Stored items from a collection:
** START **

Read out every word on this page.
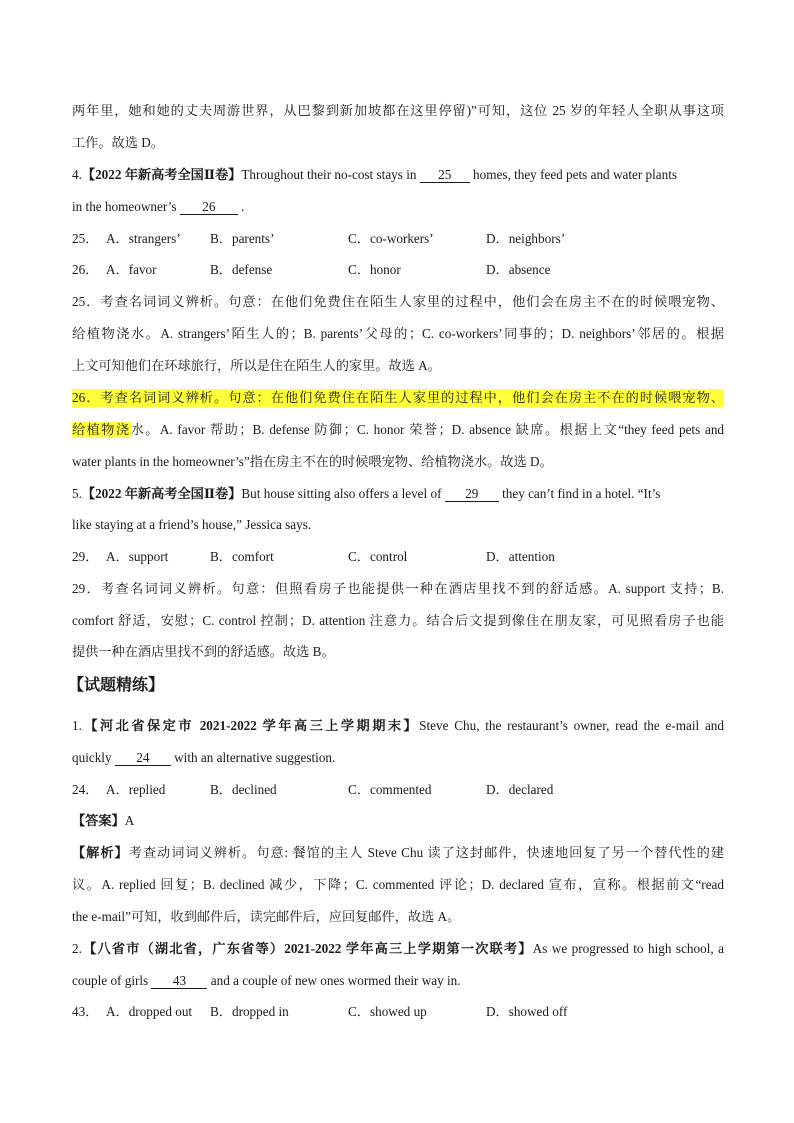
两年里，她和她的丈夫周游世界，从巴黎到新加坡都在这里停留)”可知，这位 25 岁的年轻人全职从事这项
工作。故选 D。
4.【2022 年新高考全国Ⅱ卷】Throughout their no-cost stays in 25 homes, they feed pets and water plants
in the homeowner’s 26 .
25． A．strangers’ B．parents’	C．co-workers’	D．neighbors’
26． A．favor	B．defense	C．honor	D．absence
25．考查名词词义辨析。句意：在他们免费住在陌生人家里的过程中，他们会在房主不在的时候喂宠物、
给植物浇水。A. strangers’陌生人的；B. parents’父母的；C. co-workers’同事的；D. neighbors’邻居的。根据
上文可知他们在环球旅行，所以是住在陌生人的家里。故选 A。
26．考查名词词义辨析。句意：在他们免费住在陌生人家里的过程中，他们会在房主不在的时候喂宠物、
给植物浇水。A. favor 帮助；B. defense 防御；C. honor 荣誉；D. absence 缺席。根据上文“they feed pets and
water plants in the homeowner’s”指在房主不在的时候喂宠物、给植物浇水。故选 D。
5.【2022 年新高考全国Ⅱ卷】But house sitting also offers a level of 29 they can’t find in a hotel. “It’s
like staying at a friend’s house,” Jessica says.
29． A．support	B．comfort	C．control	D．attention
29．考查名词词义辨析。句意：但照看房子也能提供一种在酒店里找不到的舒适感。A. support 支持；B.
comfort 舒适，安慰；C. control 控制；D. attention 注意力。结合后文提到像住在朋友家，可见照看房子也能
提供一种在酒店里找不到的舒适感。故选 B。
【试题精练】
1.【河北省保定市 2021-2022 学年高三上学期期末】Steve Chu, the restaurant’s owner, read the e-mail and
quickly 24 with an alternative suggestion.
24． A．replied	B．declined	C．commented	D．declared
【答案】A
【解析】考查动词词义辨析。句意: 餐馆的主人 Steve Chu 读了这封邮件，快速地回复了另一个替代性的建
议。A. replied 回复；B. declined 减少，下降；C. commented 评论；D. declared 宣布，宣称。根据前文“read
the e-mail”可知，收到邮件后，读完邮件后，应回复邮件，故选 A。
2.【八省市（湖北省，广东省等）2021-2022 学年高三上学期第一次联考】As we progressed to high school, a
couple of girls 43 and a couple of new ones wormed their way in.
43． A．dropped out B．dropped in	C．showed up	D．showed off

** END **

> [Aim of the exercise]: Set down all the data again exactly as above, pictures excluded.

> [Exercise solution]:
Read out every word on this page.
两年里，她和她的丈夫周游世界，从巴黎到新加坡都在这里停留)”可知，这位 25 岁的年轻人全职从事这项
工作。故选 D。
4.【2022 年新高考全国Ⅱ卷】Throughout their no-cost stays in 25 homes, they feed pets and water plants
in the homeowner’s 26 .
25． A．strangers’ B．parents’	C．co-workers’	D．neighbors’
26． A．favor	B．defense	C．honor	D．absence
25．考查名词词义辨析。句意：在他们免费住在陌生人家里的过程中，他们会在房主不在的时候喂宠物、
给植物浇水。A. strangers’陌生人的；B. parents’父母的；C. co-workers’同事的；D. neighbors’邻居的。根据
上文可知他们在环球旅行，所以是住在陌生人的家里。故选 A。
26．考查名词词义辨析。句意：在他们免费住在陌生人家里的过程中，他们会在房主不在的时候喂宠物、
给植物浇水。A. favor 帮助；B. defense 防御；C. honor 荣誉；D. absence 缺席。根据上文“they feed pets and
water plants in the homeowner’s”指在房主不在的时候喂宠物、给植物浇水。故选 D。
5.【2022 年新高考全国Ⅱ卷】But house sitting also offers a level of 29 they can’t find in a hotel. “It’s
like staying at a friend’s house,” Jessica says.
29． A．support	B．comfort	C．control	D．attention
29．考查名词词义辨析。句意：但照看房子也能提供一种在酒店里找不到的舒适感。A. support 支持；B.
comfort 舒适，安慰；C. control 控制；D. attention 注意力。结合后文提到像住在朋友家，可见照看房子也能
提供一种在酒店里找不到的舒适感。故选 B。
【试题精练】
1.【河北省保定市 2021-2022 学年高三上学期期末】Steve Chu, the restaurant’s owner, read the e-mail and
quickly 24 with an alternative suggestion.
24． A．replied	B．declined	C．commented	D．declared
【答案】A
【解析】考查动词词义辨析。句意: 餐馆的主人 Steve Chu 读了这封邮件，快速地回复了另一个替代性的建
议。A. replied 回复；B. declined 减少，下降；C. commented 评论；D. declared 宣布，宣称。根据前文“read
the e-mail”可知，收到邮件后，读完邮件后，应回复邮件，故选 A。
2.【八省市（湖北省，广东省等）2021-2022 学年高三上学期第一次联考】As we progressed to high school, a
couple of girls 43 and a couple of new ones wormed their way in.
43． A．dropped out B．dropped in	C．showed up	D．showed off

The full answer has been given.